- Document segment -
☆ ☆ ☆ ☆ ☆

Independence and Obedience

by The Rev'd Dane E. Boston

At my wife’s instigation, I have recently been reading a book on parenting. It offers some very interesting reflections on the inverse relationship between command and compliance: namely, the lived truth that the less I bark at my children the more likely they are to do what I ask. In any case, it put me in mind of this old sermon, preached three years ago on the Fifth Sunday in Lent.

A Sermon Preached on the 5th Sunday in Lent, March 25, 2012

By the Rev’d Dane E. Boston, Curate of Christ Church, Greenwich, Connecticut

Texts: Hebrews 5:5-10; John 3:14-21

“Although he was a son,

Jesus learned obedience through what he suffered,

and having been made perfect,

he became the source of eternal salvation for all who obey him.”

In the name of the Father, and of the Son, and of the Holy Spirit. Amen.

When was the last time that you enjoyed the charming, exhilarating, life-affirming experience of passing through security at an airport? Think back to it now, for a moment. Savor the memory.

A few months ago, I attended the priestly ordination of one of my best friends from seminary. He is the curate of the cathedral out in Denver, so air travel was a necessity. The flights, both there and back, went fine. Denver is a relatively easy trip, I was glad to learn. But that whole business of getting through security was about as frustrating and infuriating as you can imagine. I was shunted from line to line, ordered to take off my belt and shoes by one surly worker, and then scolded for not having done those tasks fast enough by another surly worker. The other passengers around me were similarly miserable, similarly powerless. We all bristled at the sharp, unfriendly instructions, the rude orders, the bossy, impatient commands. But bristle was about all we could do. Confronted with the absolute authority of the Transportation Security Administration, all we could do was obey.

What I noticed about myself in those few minutes (and in the end, it really was only a few minutes) was the re-emergence of an emotion and an accompanying phrase that I had not known for many years. Slowly coming through the line, receiving commands and orders from every side, I found myself muttering under my breath that classic expression of childish independence and frustration: “You’re not the boss of me!”

“You’re not the boss of me,” I thought, looking grumpily at the TSA workers in their bright blue shirts with their latex-gloved hands. “You’re not the boss of me,” I murmured as I read the imperious, uncompromising signs declaring “These items not permitted on board,” and “Your bag must be this size to carry on.” “You’re not the boss of me,” I growled to the surrounding symbols of authority—in a voice only I could hear. “You’re not the boss of me.”

☆ ☆ ☆ ☆ ☆

- Required tasks -
1) Translate this sentence from the sermon on obedience into Spanish: "The flights, both there and back, went fine."
2) Carry on writing the sermon on obedience from the point after its last sentence.
The rows come from a separate source and are not part of the sermon.

- Supplied information -
☆ ☆ ☆ ☆ ☆

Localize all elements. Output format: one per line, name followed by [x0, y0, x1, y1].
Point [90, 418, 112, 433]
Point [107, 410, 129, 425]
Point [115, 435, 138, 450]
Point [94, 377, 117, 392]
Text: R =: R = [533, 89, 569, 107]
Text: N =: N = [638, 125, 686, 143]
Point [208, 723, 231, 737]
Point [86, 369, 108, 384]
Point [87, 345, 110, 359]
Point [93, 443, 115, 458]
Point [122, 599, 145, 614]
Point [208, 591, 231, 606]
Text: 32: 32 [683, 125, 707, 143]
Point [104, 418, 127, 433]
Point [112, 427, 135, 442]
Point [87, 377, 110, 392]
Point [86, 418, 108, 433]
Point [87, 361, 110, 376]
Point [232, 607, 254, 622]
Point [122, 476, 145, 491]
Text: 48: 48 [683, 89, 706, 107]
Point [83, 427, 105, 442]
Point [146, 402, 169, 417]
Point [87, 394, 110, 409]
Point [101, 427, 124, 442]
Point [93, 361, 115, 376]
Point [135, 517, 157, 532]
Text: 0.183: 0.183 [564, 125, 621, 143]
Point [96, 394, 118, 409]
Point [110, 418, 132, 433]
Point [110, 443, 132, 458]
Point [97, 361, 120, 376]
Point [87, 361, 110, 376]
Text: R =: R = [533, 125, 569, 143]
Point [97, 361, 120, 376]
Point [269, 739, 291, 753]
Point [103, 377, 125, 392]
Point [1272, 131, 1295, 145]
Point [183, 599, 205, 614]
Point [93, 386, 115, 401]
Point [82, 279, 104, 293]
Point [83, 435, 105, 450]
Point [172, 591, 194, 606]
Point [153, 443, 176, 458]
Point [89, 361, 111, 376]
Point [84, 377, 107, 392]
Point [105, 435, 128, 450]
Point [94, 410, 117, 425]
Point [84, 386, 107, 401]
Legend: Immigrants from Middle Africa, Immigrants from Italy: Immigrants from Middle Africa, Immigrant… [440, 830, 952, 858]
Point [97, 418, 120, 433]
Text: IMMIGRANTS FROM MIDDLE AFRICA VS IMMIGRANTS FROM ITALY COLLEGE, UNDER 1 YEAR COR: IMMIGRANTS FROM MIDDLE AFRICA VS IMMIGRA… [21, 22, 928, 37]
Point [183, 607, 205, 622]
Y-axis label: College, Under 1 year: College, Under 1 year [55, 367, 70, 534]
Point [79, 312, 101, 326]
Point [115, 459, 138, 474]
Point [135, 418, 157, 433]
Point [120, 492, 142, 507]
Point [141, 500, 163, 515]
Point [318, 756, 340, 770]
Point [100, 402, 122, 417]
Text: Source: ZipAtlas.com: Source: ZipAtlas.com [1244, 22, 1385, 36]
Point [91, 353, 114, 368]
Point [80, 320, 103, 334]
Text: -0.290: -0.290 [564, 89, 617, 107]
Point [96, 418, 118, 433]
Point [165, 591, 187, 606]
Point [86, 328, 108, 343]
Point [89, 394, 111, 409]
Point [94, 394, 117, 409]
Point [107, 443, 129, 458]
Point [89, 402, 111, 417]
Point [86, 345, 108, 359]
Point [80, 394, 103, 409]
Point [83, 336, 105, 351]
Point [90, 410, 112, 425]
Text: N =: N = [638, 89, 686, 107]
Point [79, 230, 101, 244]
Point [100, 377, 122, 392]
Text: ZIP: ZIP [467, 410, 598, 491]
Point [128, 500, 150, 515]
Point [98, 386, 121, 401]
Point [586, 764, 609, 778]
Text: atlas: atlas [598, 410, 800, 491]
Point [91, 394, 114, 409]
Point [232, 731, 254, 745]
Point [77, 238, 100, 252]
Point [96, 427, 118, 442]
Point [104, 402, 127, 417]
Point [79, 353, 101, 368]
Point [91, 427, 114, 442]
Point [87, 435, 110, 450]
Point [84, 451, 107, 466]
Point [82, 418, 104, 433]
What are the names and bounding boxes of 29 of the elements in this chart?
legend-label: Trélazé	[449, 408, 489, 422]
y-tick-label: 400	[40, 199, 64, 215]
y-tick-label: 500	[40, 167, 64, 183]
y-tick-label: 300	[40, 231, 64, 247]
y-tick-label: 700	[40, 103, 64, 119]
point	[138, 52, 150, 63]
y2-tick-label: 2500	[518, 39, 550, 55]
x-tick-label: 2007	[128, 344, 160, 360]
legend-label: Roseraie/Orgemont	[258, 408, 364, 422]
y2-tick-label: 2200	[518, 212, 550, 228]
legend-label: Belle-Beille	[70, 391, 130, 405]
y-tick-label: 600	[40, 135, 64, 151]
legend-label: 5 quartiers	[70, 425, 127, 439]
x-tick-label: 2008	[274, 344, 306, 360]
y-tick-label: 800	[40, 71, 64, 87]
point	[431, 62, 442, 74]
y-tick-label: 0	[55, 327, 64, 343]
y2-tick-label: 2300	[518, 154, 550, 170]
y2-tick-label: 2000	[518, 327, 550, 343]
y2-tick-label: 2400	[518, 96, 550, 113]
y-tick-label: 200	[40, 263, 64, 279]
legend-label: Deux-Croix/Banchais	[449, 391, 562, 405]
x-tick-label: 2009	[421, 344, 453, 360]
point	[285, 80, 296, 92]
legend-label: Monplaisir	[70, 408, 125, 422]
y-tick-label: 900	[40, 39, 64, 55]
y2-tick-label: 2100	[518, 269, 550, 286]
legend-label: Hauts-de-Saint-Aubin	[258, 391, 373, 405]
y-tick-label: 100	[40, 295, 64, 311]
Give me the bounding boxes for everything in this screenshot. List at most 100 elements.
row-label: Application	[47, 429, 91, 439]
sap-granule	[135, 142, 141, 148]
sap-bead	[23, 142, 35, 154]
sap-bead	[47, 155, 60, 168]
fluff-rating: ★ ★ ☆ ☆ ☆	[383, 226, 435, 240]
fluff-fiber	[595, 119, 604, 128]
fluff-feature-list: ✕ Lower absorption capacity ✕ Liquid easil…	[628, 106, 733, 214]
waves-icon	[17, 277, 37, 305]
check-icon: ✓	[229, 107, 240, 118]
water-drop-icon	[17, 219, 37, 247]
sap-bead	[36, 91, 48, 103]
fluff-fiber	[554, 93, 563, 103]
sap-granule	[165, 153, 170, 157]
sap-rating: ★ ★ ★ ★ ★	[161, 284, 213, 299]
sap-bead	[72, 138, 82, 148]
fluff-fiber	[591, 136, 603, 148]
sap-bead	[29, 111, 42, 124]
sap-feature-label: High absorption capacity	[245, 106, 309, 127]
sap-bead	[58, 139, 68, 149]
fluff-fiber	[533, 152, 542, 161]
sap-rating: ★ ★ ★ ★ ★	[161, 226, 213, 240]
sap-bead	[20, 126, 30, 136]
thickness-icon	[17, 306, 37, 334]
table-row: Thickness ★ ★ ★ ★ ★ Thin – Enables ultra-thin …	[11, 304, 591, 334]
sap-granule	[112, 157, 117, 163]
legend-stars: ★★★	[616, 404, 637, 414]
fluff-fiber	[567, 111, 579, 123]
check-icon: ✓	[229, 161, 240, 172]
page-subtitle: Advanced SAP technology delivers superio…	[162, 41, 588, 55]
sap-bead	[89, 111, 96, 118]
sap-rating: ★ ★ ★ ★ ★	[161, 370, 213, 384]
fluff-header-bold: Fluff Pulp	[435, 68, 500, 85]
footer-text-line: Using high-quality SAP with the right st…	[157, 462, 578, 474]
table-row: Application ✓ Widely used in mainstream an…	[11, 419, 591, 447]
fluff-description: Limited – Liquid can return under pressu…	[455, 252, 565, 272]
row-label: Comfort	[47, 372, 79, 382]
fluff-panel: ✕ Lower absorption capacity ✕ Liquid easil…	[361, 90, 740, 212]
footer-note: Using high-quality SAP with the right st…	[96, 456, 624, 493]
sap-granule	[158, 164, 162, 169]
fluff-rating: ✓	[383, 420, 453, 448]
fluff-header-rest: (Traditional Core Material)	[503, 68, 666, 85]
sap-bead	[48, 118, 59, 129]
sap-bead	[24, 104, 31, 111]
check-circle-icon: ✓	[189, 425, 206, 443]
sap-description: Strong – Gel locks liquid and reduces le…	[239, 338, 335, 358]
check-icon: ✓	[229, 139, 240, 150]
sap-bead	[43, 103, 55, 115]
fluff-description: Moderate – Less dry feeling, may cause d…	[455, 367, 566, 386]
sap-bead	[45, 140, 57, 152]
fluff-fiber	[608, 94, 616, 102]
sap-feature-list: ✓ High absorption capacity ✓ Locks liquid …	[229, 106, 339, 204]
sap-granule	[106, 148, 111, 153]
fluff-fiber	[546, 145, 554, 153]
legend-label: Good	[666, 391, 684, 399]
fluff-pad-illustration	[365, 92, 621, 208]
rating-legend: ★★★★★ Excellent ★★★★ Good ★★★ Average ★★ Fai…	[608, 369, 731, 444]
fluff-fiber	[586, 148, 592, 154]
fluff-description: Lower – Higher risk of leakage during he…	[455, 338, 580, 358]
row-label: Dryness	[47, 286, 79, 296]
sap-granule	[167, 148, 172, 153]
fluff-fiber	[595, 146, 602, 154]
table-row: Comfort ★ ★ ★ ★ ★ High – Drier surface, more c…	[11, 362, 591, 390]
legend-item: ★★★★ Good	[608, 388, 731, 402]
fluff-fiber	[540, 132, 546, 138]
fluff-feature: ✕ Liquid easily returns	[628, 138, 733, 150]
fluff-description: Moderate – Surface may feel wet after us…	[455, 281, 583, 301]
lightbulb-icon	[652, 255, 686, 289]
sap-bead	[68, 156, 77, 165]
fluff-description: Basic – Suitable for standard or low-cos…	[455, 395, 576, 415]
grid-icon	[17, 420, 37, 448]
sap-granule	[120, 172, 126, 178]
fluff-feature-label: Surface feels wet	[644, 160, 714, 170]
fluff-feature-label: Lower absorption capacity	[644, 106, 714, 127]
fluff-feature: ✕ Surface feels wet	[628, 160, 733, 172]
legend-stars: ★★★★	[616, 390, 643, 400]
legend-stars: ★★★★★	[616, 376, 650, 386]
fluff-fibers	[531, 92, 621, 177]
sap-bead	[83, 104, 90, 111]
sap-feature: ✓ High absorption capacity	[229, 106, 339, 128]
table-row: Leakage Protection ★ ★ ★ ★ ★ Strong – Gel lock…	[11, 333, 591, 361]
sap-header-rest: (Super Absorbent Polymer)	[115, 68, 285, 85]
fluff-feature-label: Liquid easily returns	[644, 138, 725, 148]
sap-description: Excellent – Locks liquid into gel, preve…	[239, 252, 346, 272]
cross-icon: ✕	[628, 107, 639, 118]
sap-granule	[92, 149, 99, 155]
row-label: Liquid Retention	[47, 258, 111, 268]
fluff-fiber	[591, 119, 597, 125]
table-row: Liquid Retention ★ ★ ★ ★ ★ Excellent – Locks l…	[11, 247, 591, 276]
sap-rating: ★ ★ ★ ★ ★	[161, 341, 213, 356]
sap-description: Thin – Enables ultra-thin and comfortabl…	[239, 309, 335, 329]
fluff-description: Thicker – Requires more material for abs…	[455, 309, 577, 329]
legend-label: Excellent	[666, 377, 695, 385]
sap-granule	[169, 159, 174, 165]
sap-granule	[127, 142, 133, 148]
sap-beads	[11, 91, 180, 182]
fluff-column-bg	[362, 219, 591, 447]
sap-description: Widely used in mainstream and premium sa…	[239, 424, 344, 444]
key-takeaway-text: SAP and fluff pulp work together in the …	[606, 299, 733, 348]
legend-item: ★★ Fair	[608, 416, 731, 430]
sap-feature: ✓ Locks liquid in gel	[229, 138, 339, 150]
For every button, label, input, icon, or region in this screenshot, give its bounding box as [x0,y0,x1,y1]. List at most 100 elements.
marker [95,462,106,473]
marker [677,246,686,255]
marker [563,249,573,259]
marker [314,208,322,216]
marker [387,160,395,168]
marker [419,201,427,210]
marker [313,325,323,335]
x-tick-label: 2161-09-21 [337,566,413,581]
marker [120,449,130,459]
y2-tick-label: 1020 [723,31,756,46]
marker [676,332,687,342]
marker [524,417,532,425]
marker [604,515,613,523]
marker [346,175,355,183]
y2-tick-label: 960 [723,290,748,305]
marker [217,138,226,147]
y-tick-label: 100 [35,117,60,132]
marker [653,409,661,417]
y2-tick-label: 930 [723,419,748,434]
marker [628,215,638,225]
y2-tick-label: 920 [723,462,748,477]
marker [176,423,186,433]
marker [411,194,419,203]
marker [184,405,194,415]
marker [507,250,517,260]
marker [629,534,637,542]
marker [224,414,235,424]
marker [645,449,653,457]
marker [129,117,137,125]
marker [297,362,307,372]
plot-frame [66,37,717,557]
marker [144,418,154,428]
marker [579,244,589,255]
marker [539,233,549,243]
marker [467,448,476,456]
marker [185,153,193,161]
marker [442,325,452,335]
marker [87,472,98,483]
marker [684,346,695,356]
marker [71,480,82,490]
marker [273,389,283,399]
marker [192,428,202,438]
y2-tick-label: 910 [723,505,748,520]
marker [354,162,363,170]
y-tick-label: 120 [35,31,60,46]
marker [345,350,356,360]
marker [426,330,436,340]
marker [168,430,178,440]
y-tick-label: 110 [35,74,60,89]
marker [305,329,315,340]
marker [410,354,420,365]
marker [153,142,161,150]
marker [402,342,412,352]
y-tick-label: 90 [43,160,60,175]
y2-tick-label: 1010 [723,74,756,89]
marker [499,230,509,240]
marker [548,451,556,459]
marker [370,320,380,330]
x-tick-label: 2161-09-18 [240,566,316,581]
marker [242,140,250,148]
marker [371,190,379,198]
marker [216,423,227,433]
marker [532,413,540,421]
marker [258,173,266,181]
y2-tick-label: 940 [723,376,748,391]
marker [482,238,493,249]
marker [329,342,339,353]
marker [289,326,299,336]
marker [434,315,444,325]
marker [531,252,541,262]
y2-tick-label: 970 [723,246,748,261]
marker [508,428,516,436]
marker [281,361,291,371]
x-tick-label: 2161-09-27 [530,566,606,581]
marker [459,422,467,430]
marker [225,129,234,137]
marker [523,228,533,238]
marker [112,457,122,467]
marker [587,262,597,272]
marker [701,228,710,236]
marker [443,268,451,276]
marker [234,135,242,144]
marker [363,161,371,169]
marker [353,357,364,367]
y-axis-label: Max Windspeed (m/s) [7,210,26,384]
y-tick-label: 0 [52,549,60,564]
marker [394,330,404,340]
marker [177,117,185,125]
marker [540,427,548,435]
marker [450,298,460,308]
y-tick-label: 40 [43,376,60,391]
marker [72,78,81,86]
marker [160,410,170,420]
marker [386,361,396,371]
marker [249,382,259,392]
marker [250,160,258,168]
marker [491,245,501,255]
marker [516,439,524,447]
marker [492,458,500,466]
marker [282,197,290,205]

☆ ☆ ☆ ☆ ☆

- Task answers -
1) Los vuelos, tanto de ida como de vuelta, salieron bien.

2)
Now in that actual moment, that phrase and that feeling were more than childish: they were obviously, demonstrably false. In that airport security line, those TSA workers really were the boss of me. If I hoped to get where I was going—if I wanted to get on my plane—then I had no choice but to listen to them, and to follow their orders. And yet something deep down within me resented and resisted the plain, practical necessity of obedience.

I have come to believe that I am not alone in that resistance, that resentment. It seems to me that we all, as individuals and as a culture, resist and reject the concept of obedience. Turn on a television, log onto the internet, and you will find myriad preachers of a Gospel of no-rules, no-limits, and perfect personal freedom. The myths that we imbibe each day—the myths that we breathe in every time we encounter an advertisement or listen to a political stump speech—all tell us to idolize and emulate the rule-breakers, the mavericks, the pioneers: those who took the initiative, who made their own rules, who wouldn’t be stopped or slowed-down by obeying outmoded regulations and expectations. What’s more, these myths tell us that that power—the right of self-determination and self-fulfillment—belongs to each of us as well. And we can claim our power if only we buy the right products or vote for the right party. Be a bold, independent innovator, the myths whisper. Don’t follow the crowd, don’t listen to the rules. Don’t obey.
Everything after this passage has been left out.